AIM OF THE EXERCISE: Rename every "candle-body" in the data below to "candlestick-body", keeping everything else unchanged, and leave the pictures out of your answer.

··· MATERIAL PROVIDED

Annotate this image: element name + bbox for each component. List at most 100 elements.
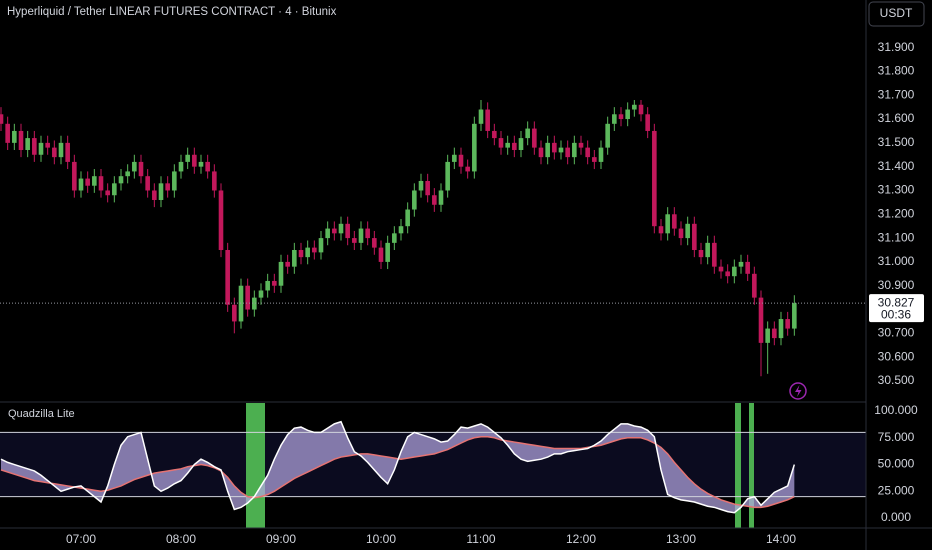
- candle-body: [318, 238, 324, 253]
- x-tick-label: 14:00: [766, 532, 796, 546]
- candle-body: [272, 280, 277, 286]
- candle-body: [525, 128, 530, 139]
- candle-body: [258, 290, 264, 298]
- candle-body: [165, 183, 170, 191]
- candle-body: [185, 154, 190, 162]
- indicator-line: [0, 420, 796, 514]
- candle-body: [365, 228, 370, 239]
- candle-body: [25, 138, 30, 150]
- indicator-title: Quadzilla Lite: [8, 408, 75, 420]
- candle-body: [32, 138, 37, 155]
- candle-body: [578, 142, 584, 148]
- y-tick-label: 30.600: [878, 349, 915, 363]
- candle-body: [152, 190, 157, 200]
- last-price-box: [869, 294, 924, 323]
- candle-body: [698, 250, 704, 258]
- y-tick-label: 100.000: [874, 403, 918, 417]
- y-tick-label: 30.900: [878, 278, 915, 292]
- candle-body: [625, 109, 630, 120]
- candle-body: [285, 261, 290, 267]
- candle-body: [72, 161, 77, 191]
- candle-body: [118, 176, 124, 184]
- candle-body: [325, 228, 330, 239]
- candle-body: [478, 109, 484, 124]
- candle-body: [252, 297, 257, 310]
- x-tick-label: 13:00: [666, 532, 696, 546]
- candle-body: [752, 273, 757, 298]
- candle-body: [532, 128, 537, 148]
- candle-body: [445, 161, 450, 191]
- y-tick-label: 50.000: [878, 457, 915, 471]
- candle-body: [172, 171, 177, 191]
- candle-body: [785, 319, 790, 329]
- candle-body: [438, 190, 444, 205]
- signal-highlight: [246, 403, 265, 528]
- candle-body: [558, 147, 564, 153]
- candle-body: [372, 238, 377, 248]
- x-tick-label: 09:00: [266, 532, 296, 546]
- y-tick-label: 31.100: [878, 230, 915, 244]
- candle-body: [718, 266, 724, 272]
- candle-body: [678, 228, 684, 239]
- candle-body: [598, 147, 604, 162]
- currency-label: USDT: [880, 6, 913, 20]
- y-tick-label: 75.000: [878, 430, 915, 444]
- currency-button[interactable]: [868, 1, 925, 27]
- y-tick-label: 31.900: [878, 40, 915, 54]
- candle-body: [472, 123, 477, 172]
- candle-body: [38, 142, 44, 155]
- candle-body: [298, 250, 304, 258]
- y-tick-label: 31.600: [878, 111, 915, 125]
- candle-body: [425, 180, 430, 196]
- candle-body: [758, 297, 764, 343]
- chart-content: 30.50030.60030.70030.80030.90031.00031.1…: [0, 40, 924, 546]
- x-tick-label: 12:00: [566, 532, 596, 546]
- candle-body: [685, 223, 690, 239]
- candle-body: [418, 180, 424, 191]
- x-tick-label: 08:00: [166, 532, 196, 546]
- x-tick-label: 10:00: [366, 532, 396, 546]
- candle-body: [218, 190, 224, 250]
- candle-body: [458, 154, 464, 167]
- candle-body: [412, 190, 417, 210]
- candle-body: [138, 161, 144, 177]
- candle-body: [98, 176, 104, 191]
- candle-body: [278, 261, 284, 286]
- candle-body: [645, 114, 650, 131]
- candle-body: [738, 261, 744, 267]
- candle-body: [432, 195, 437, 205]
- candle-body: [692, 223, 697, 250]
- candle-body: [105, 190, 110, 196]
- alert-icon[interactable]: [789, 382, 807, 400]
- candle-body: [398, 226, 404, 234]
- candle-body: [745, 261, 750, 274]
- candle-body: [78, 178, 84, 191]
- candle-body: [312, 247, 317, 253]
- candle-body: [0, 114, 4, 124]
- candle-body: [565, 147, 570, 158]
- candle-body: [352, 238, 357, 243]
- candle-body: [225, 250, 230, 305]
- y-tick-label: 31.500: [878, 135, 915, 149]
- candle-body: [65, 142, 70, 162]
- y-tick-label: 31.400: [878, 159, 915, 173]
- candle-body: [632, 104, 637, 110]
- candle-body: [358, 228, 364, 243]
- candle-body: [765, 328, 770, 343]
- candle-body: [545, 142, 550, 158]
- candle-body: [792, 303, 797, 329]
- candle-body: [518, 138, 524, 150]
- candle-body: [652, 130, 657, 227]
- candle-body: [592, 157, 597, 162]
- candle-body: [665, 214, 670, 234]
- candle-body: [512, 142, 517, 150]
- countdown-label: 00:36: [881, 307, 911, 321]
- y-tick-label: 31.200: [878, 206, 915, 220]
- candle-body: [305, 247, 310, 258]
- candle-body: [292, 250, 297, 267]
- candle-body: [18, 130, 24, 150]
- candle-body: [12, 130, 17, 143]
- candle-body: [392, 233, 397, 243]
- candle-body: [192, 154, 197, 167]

······

FULL OUTPUT:
Annotate this image: element name + bbox for each component. List at most 100 elements.
- candlestick-body: [318, 238, 324, 253]
- x-tick-label: 14:00: [766, 532, 796, 546]
- candlestick-body: [272, 280, 277, 286]
- candlestick-body: [525, 128, 530, 139]
- candlestick-body: [258, 290, 264, 298]
- candlestick-body: [165, 183, 170, 191]
- candlestick-body: [185, 154, 190, 162]
- indicator-line: [0, 420, 796, 514]
- candlestick-body: [365, 228, 370, 239]
- candlestick-body: [25, 138, 30, 150]
- indicator-title: Quadzilla Lite: [8, 408, 75, 420]
- candlestick-body: [32, 138, 37, 155]
- candlestick-body: [578, 142, 584, 148]
- y-tick-label: 30.600: [878, 349, 915, 363]
- candlestick-body: [152, 190, 157, 200]
- last-price-box: [869, 294, 924, 323]
- candlestick-body: [698, 250, 704, 258]
- y-tick-label: 100.000: [874, 403, 918, 417]
- y-tick-label: 30.900: [878, 278, 915, 292]
- candlestick-body: [625, 109, 630, 120]
- candlestick-body: [285, 261, 290, 267]
- candlestick-body: [72, 161, 77, 191]
- candlestick-body: [118, 176, 124, 184]
- candlestick-body: [325, 228, 330, 239]
- candlestick-body: [478, 109, 484, 124]
- candlestick-body: [252, 297, 257, 310]
- x-tick-label: 13:00: [666, 532, 696, 546]
- candlestick-body: [752, 273, 757, 298]
- candlestick-body: [532, 128, 537, 148]
- candlestick-body: [445, 161, 450, 191]
- y-tick-label: 50.000: [878, 457, 915, 471]
- candlestick-body: [172, 171, 177, 191]
- candlestick-body: [785, 319, 790, 329]
- candlestick-body: [438, 190, 444, 205]
- signal-highlight: [246, 403, 265, 528]
- candlestick-body: [558, 147, 564, 153]
- candlestick-body: [372, 238, 377, 248]
- x-tick-label: 09:00: [266, 532, 296, 546]
- y-tick-label: 31.100: [878, 230, 915, 244]
- candlestick-body: [718, 266, 724, 272]
- candlestick-body: [678, 228, 684, 239]
- candlestick-body: [598, 147, 604, 162]
- currency-label: USDT: [880, 6, 913, 20]
- y-tick-label: 75.000: [878, 430, 915, 444]
- currency-button[interactable]: [868, 1, 925, 27]
- y-tick-label: 31.900: [878, 40, 915, 54]
- candlestick-body: [472, 123, 477, 172]
- candlestick-body: [38, 142, 44, 155]
- candlestick-body: [298, 250, 304, 258]
- y-tick-label: 31.600: [878, 111, 915, 125]
- candlestick-body: [425, 180, 430, 196]
- candlestick-body: [758, 297, 764, 343]
- chart-content: 30.50030.60030.70030.80030.90031.00031.1…: [0, 40, 924, 546]
- x-tick-label: 12:00: [566, 532, 596, 546]
- candlestick-body: [685, 223, 690, 239]
- candlestick-body: [418, 180, 424, 191]
- x-tick-label: 08:00: [166, 532, 196, 546]
- x-tick-label: 10:00: [366, 532, 396, 546]
- candlestick-body: [218, 190, 224, 250]
- candlestick-body: [458, 154, 464, 167]
- candlestick-body: [412, 190, 417, 210]
- candlestick-body: [138, 161, 144, 177]
- candlestick-body: [98, 176, 104, 191]
- candlestick-body: [278, 261, 284, 286]
- candlestick-body: [645, 114, 650, 131]
- candlestick-body: [738, 261, 744, 267]
- candlestick-body: [432, 195, 437, 205]
- candlestick-body: [692, 223, 697, 250]
- candlestick-body: [105, 190, 110, 196]
- alert-icon[interactable]: [789, 382, 807, 400]
- candlestick-body: [398, 226, 404, 234]
- candlestick-body: [745, 261, 750, 274]
- candlestick-body: [78, 178, 84, 191]
- candlestick-body: [312, 247, 317, 253]
- candlestick-body: [0, 114, 4, 124]
- candlestick-body: [565, 147, 570, 158]
- candlestick-body: [352, 238, 357, 243]
- candlestick-body: [225, 250, 230, 305]
- y-tick-label: 31.500: [878, 135, 915, 149]
- candlestick-body: [65, 142, 70, 162]
- y-tick-label: 31.400: [878, 159, 915, 173]
- candlestick-body: [632, 104, 637, 110]
- candlestick-body: [358, 228, 364, 243]
- candlestick-body: [765, 328, 770, 343]
- candlestick-body: [545, 142, 550, 158]
- candlestick-body: [792, 303, 797, 329]
- candlestick-body: [518, 138, 524, 150]
- candlestick-body: [652, 130, 657, 227]
- candlestick-body: [592, 157, 597, 162]
- candlestick-body: [665, 214, 670, 234]
- candlestick-body: [512, 142, 517, 150]
- countdown-label: 00:36: [881, 307, 911, 321]
- y-tick-label: 31.200: [878, 206, 915, 220]
- candlestick-body: [305, 247, 310, 258]
- candlestick-body: [292, 250, 297, 267]
- candlestick-body: [18, 130, 24, 150]
- candlestick-body: [12, 130, 17, 143]
- candlestick-body: [392, 233, 397, 243]
- candlestick-body: [192, 154, 197, 167]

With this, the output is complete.